* **REQUEST**
Copy whichever lines contain the string "power".

━━━ GIVEN DATA

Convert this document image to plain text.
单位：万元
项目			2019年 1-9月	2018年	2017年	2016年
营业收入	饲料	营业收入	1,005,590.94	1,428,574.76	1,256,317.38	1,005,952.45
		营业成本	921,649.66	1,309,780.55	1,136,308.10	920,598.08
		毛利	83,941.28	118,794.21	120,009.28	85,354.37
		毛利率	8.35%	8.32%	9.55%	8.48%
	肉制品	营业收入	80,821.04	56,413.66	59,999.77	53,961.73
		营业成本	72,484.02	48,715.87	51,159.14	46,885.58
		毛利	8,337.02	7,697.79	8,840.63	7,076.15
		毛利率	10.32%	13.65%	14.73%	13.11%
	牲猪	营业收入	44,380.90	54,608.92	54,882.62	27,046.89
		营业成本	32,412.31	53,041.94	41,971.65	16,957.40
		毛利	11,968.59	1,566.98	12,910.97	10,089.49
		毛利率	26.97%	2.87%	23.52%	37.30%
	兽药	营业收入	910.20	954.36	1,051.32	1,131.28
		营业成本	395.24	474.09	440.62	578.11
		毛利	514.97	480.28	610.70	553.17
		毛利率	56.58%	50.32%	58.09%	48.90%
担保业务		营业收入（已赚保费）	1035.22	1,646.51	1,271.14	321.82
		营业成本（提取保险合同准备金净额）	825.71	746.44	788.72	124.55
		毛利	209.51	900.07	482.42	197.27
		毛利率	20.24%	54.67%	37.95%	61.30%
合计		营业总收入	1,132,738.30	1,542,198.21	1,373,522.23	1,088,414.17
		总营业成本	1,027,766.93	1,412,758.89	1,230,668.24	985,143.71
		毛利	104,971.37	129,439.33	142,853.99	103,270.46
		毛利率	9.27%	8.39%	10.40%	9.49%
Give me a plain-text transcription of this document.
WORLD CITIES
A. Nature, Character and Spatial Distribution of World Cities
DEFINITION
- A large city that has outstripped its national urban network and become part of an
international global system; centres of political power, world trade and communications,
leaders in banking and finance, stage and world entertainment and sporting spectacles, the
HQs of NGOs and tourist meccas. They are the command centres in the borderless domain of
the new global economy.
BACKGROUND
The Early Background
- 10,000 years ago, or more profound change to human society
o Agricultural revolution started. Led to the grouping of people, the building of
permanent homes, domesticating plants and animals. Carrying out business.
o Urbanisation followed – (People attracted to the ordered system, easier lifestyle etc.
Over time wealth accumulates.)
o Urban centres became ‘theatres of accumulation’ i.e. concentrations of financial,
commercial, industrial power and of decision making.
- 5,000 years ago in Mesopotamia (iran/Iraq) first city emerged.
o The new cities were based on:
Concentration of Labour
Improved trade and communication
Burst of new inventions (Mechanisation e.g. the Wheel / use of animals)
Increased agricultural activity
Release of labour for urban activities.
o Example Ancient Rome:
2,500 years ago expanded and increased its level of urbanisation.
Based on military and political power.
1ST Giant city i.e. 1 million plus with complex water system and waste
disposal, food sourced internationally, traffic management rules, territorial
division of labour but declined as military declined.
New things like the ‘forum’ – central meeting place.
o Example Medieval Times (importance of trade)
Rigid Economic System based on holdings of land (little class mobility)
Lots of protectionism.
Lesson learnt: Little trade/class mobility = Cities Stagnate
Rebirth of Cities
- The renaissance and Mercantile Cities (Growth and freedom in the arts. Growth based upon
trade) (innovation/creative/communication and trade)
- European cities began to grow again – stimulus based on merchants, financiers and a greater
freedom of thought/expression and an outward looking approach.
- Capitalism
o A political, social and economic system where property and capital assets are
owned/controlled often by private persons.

━━━━━━

* **PROBLEM SOLUTION**
international global system; centres of political power, world trade and communications,
commercial, industrial power and of decision making.
Based on military and political power.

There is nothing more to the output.